> SHORT PROBLEM
Every line below that mentions the word "this" should be copied out.

> Records that describe figures
################

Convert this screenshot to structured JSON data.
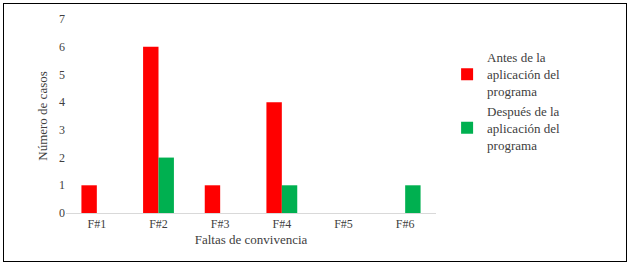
{
  "chart_data": {
    "type": "bar",
    "x_label": "Faltas de convivencia",
    "y_label": "Número de casos",
    "categories": [
      "F#1",
      "F#2",
      "F#3",
      "F#4",
      "F#5",
      "F#6"
    ],
    "series": [
      {
        "name": "Antes de la aplicación del programa",
        "color": "#ff0000",
        "values": [
          1,
          6,
          1,
          4,
          0,
          0
        ]
      },
      {
        "name": "Después de la aplicación del programa",
        "color": "#00b050",
        "values": [
          0,
          2,
          0,
          1,
          0,
          1
        ]
      }
    ],
    "ylim": [
      0,
      7
    ],
    "yticks": [
      0,
      1,
      2,
      3,
      4,
      5,
      6,
      7
    ],
    "grid": false,
    "legend": "right"
  }
}
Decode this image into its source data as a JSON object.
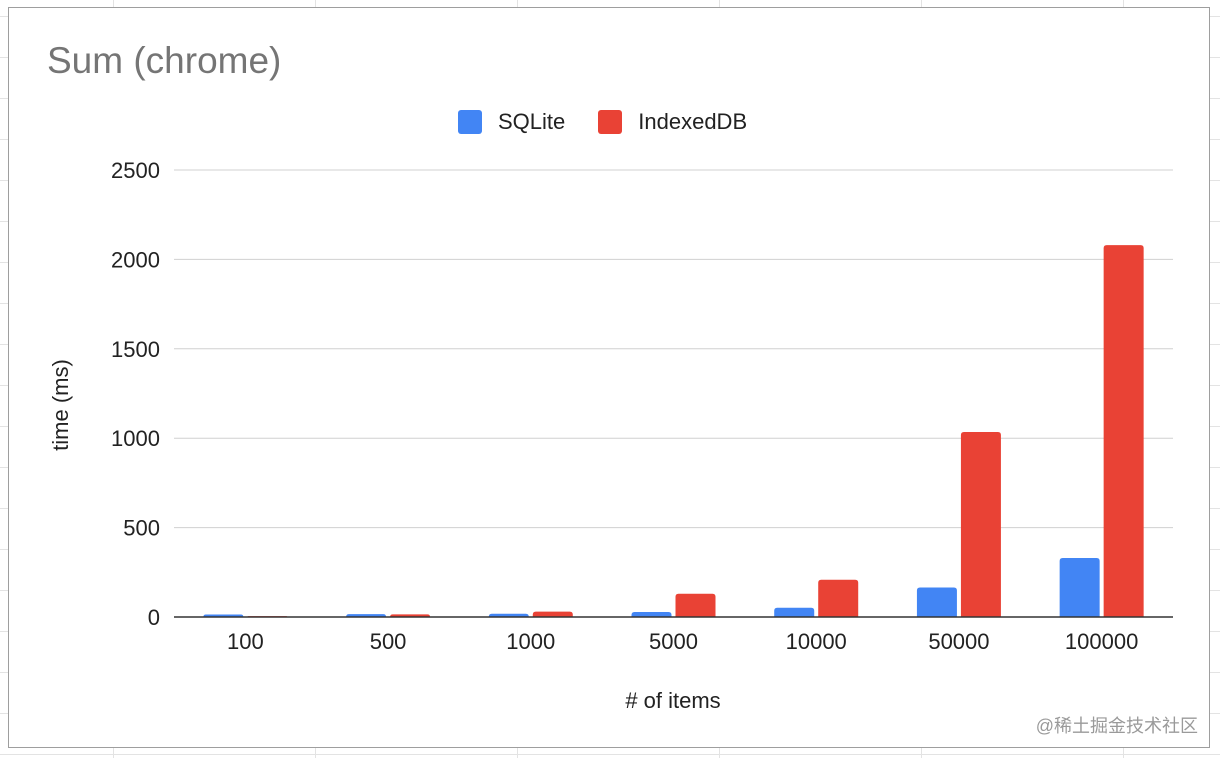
{
  "chart_data": {
    "type": "bar",
    "title": "Sum (chrome)",
    "xlabel": "# of items",
    "ylabel": "time (ms)",
    "categories": [
      "100",
      "500",
      "1000",
      "5000",
      "10000",
      "50000",
      "100000"
    ],
    "series": [
      {
        "name": "SQLite",
        "color": "#4285f4",
        "values": [
          14,
          16,
          18,
          28,
          52,
          165,
          330
        ]
      },
      {
        "name": "IndexedDB",
        "color": "#e94235",
        "values": [
          5,
          15,
          30,
          130,
          208,
          1035,
          2080
        ]
      }
    ],
    "ylim": [
      0,
      2500
    ],
    "yticks": [
      "0",
      "500",
      "1000",
      "1500",
      "2000",
      "2500"
    ],
    "grid": true,
    "legend_position": "top-center"
  },
  "watermark": "@稀土掘金技术社区"
}
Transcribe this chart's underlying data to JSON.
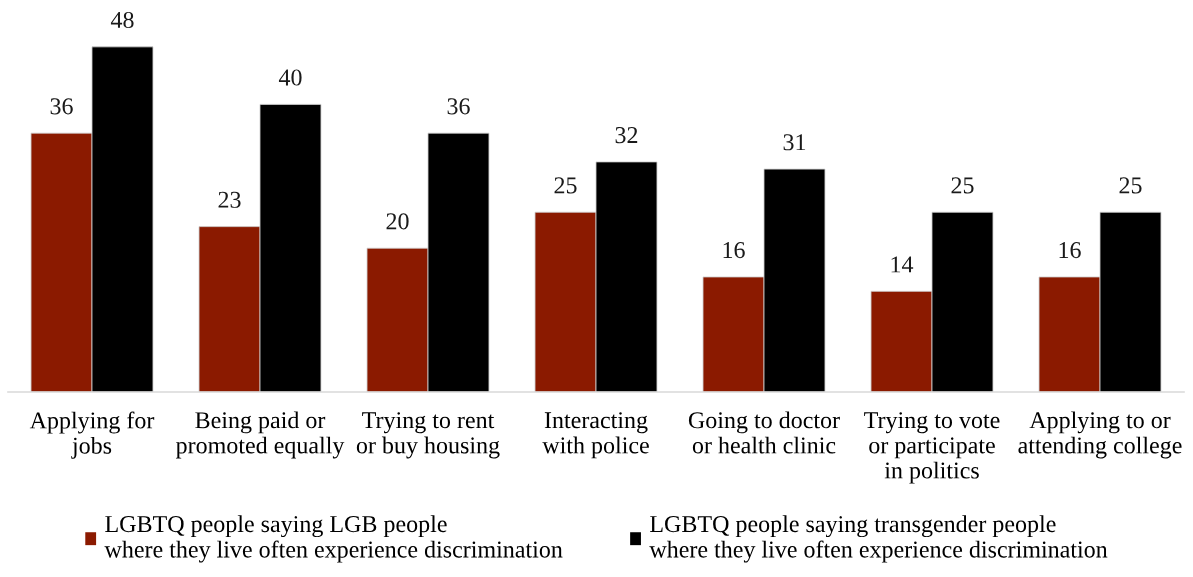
{
  "chart_data": {
    "type": "bar",
    "categories": [
      "Applying for\njobs",
      "Being paid or\npromoted equally",
      "Trying to rent\nor buy housing",
      "Interacting\nwith police",
      "Going to doctor\nor health clinic",
      "Trying to vote\nor participate\nin politics",
      "Applying to or\nattending college"
    ],
    "series": [
      {
        "name": "LGBTQ people saying LGB people\nwhere they live often experience discrimination",
        "color": "#8b1a00",
        "values": [
          36,
          23,
          20,
          25,
          16,
          14,
          16
        ]
      },
      {
        "name": "LGBTQ people saying transgender people\nwhere they live often experience discrimination",
        "color": "#000000",
        "values": [
          48,
          40,
          36,
          32,
          31,
          25,
          25
        ]
      }
    ],
    "data_labels": true,
    "legend": "bottom",
    "grid": false,
    "tick_labels": "x"
  }
}
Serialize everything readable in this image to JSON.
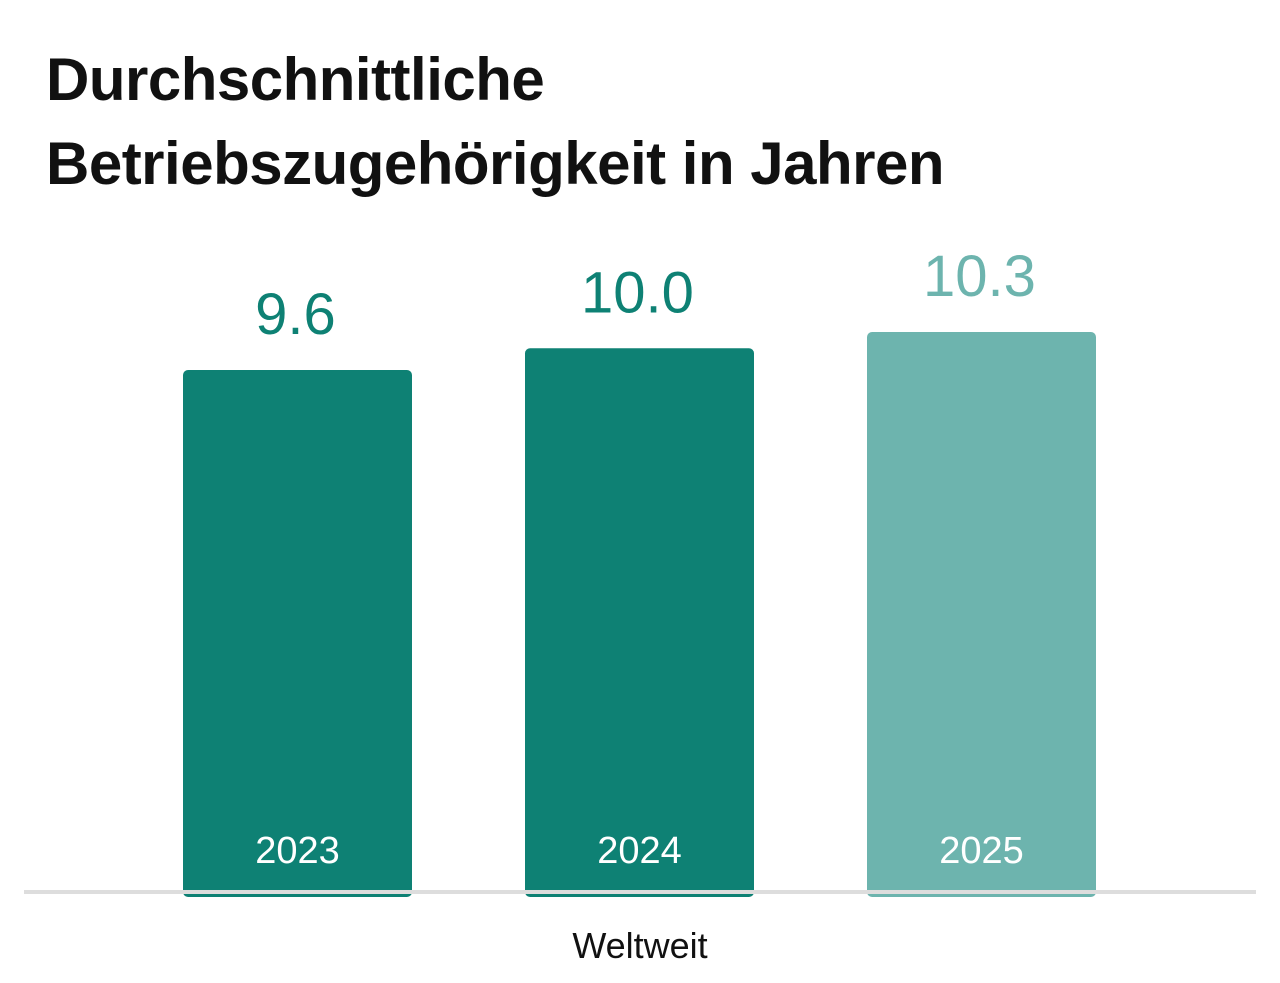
{
  "chart_data": {
    "type": "bar",
    "title_lines": [
      "Durchschnittliche",
      "Betriebszugehörigkeit in Jahren"
    ],
    "categories": [
      "2023",
      "2024",
      "2025"
    ],
    "values": [
      9.6,
      10.0,
      10.3
    ],
    "value_labels": [
      "9.6",
      "10.0",
      "10.3"
    ],
    "xlabel": "Weltweit",
    "ylabel": "",
    "ylim": [
      0,
      10.3
    ],
    "grid": false,
    "legend": "none",
    "colors": {
      "bars": [
        "#0e8174",
        "#0e8174",
        "#6db4ae"
      ],
      "value_labels": [
        "#0e8174",
        "#0e8174",
        "#6db4ae"
      ],
      "category_label_text": "#ffffff",
      "baseline": "#dddddd",
      "xlabel": "#111111"
    }
  }
}
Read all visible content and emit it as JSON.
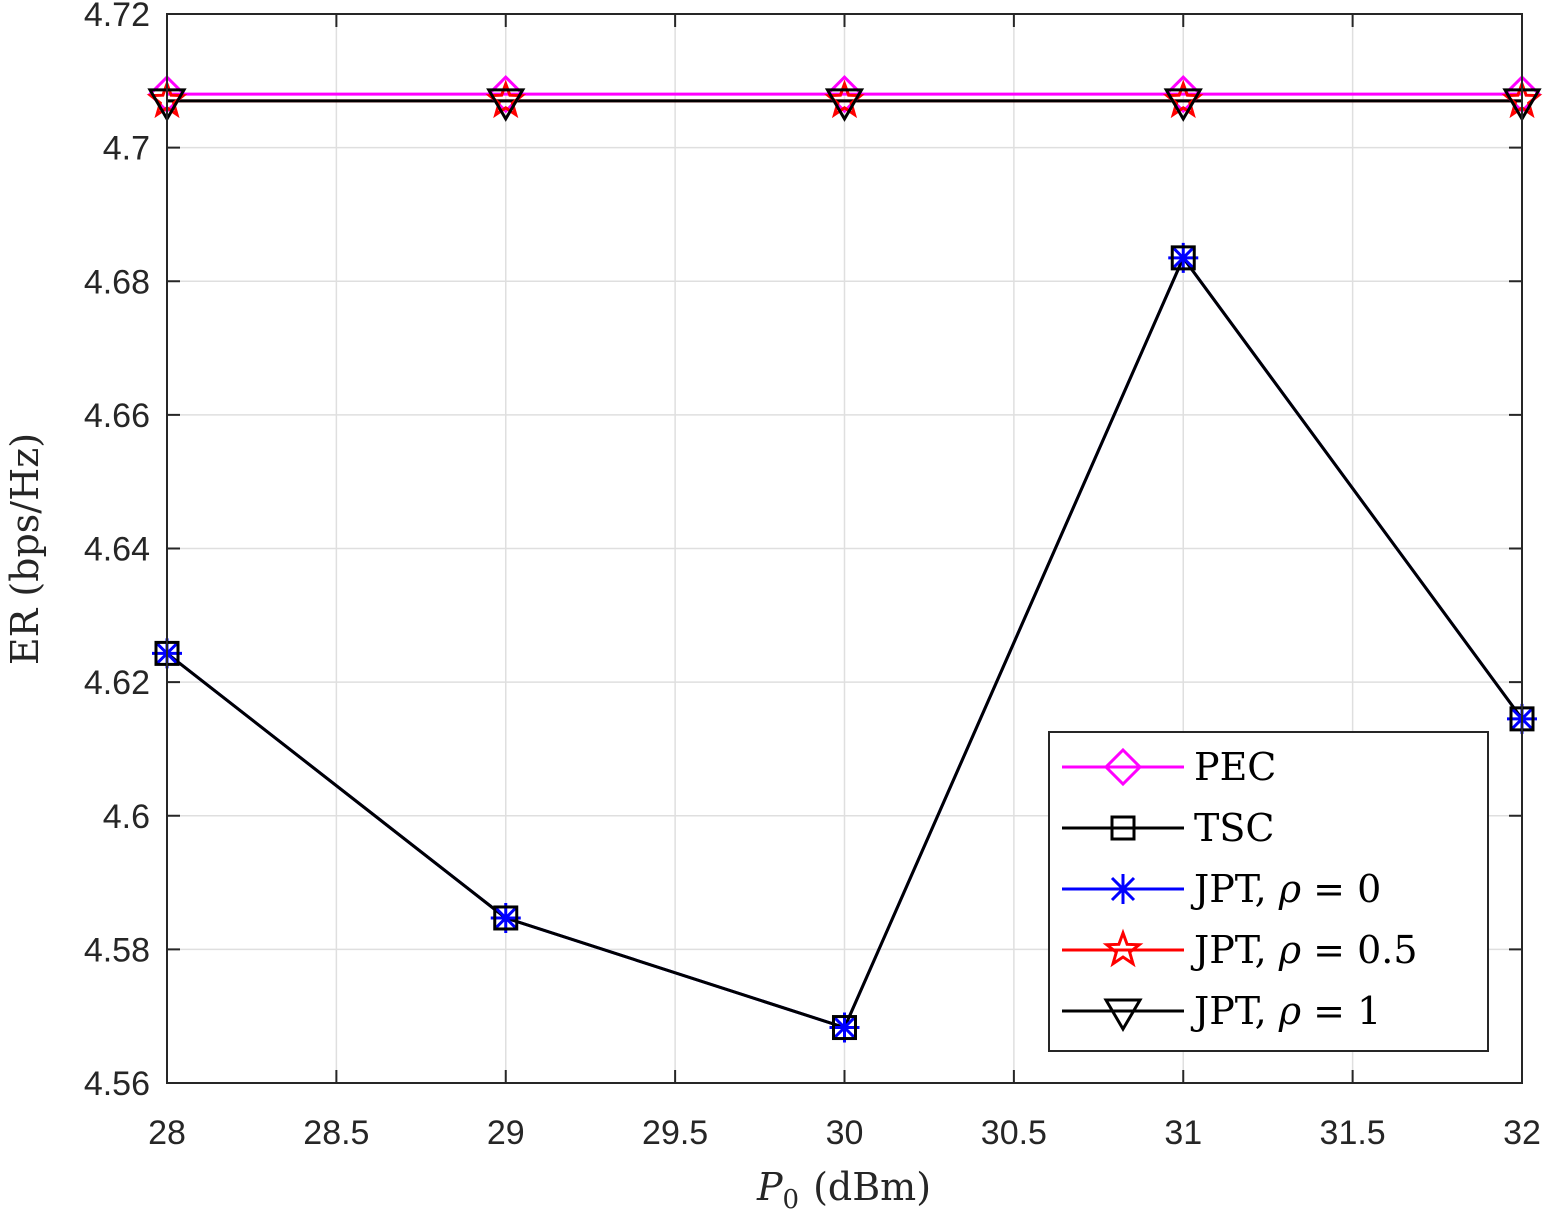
{
  "chart_data": {
    "type": "line",
    "title": "",
    "xlabel_var": "P",
    "xlabel_sub": "0",
    "xlabel_unit": "(dBm)",
    "ylabel": "ER (bps/Hz)",
    "xlim": [
      28,
      32
    ],
    "ylim": [
      4.56,
      4.72
    ],
    "xticks": [
      28,
      28.5,
      29,
      29.5,
      30,
      30.5,
      31,
      31.5,
      32
    ],
    "xtick_labels": [
      "28",
      "28.5",
      "29",
      "29.5",
      "30",
      "30.5",
      "31",
      "31.5",
      "32"
    ],
    "yticks": [
      4.56,
      4.58,
      4.6,
      4.62,
      4.64,
      4.66,
      4.68,
      4.7,
      4.72
    ],
    "ytick_labels": [
      "4.56",
      "4.58",
      "4.6",
      "4.62",
      "4.64",
      "4.66",
      "4.68",
      "4.7",
      "4.72"
    ],
    "grid": true,
    "legend_position": "bottom-right",
    "x": [
      28,
      29,
      30,
      31,
      32
    ],
    "series": [
      {
        "name": "PEC",
        "label_text": "PEC",
        "label_var": "",
        "label_eq": "",
        "color": "#ff00ff",
        "marker": "diamond",
        "values": [
          4.708,
          4.708,
          4.708,
          4.708,
          4.708
        ]
      },
      {
        "name": "TSC",
        "label_text": "TSC",
        "label_var": "",
        "label_eq": "",
        "color": "#000000",
        "marker": "square",
        "values": [
          4.6243,
          4.5847,
          4.5683,
          4.6835,
          4.6145
        ]
      },
      {
        "name": "JPT, ρ = 0",
        "label_text": "JPT, ",
        "label_var": "ρ",
        "label_eq": " = 0",
        "color": "#0000ff",
        "marker": "asterisk",
        "values": [
          4.6243,
          4.5847,
          4.5683,
          4.6835,
          4.6145
        ]
      },
      {
        "name": "JPT, ρ = 0.5",
        "label_text": "JPT, ",
        "label_var": "ρ",
        "label_eq": " = 0.5",
        "color": "#ff0000",
        "marker": "star",
        "values": [
          4.707,
          4.707,
          4.707,
          4.707,
          4.707
        ]
      },
      {
        "name": "JPT, ρ = 1",
        "label_text": "JPT, ",
        "label_var": "ρ",
        "label_eq": " = 1",
        "color": "#000000",
        "marker": "triangle-down",
        "values": [
          4.707,
          4.707,
          4.707,
          4.707,
          4.707
        ]
      }
    ]
  }
}
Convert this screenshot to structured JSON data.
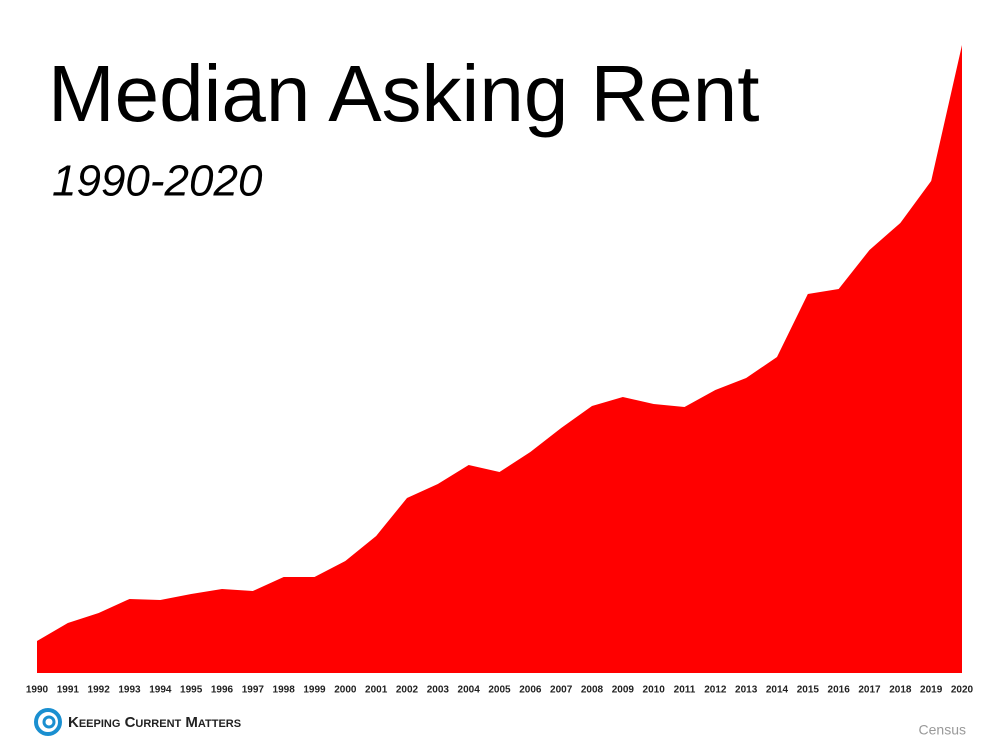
{
  "chart_data": {
    "type": "area",
    "title": "Median Asking Rent",
    "subtitle": "1990-2020",
    "source": "Census",
    "brand": "Keeping Current Matters",
    "color": "#ff0000",
    "x": [
      1990,
      1991,
      1992,
      1993,
      1994,
      1995,
      1996,
      1997,
      1998,
      1999,
      2000,
      2001,
      2002,
      2003,
      2004,
      2005,
      2006,
      2007,
      2008,
      2009,
      2010,
      2011,
      2012,
      2013,
      2014,
      2015,
      2016,
      2017,
      2018,
      2019,
      2020
    ],
    "values": [
      32,
      50,
      60,
      74,
      73,
      79,
      84,
      82,
      96,
      96,
      112,
      137,
      175,
      189,
      208,
      201,
      221,
      245,
      267,
      276,
      269,
      266,
      283,
      295,
      316,
      379,
      384,
      423,
      450,
      492,
      628
    ],
    "xlim": [
      1990,
      2020
    ],
    "xticks": [
      1990,
      1991,
      1992,
      1993,
      1994,
      1995,
      1996,
      1997,
      1998,
      1999,
      2000,
      2001,
      2002,
      2003,
      2004,
      2005,
      2006,
      2007,
      2008,
      2009,
      2010,
      2011,
      2012,
      2013,
      2014,
      2015,
      2016,
      2017,
      2018,
      2019,
      2020
    ],
    "ylim": [
      0,
      628
    ]
  }
}
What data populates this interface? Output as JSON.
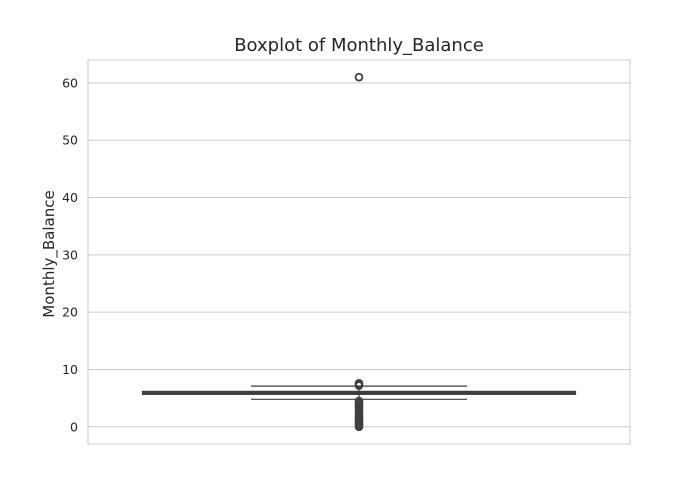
{
  "chart_data": {
    "type": "box",
    "title": "Boxplot of Monthly_Balance",
    "xlabel": "",
    "ylabel": "Monthly_Balance",
    "ylim": [
      -3,
      64
    ],
    "yticks": [
      0,
      10,
      20,
      30,
      40,
      50,
      60
    ],
    "grid": true,
    "series": [
      {
        "min": 4.8,
        "q1": 5.75,
        "median": 5.95,
        "q3": 6.1,
        "max": 7.1,
        "outliers": [
          0.0,
          0.3,
          0.6,
          0.9,
          1.2,
          1.5,
          1.8,
          2.1,
          2.4,
          2.7,
          3.0,
          3.3,
          3.6,
          3.9,
          4.2,
          4.5,
          7.2,
          7.4,
          7.6,
          61.0
        ]
      }
    ],
    "colors": {
      "box_face": "#4c72b0",
      "box_edge": "#3f3f3f",
      "grid": "#cccccc",
      "spine": "#cccccc"
    }
  }
}
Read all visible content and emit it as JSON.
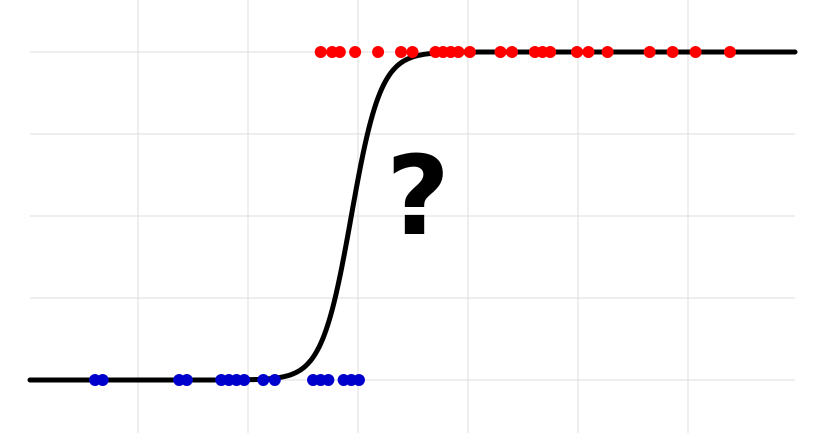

################

> EXERCISE OUTPUT
Convert this screenshot to structured JSON data.
Decode this image into its source data as a JSON object.
Transcribe this chart's underlying data to JSON.
Serialize everything readable in this image to JSON.
Convert this screenshot to structured JSON data.
What data populates this interface? Output as JSON.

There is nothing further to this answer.